(Stored data entries)

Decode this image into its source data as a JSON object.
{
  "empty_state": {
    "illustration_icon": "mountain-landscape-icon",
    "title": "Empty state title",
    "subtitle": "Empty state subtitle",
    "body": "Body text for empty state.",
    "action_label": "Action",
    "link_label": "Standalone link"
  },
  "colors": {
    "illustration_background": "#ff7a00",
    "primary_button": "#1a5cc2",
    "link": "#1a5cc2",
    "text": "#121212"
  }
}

**TASK DIRECTIONS**
What is the number of lines that hold the string "link"? Give it alone.

**ANSWER FOR THE TASK**
2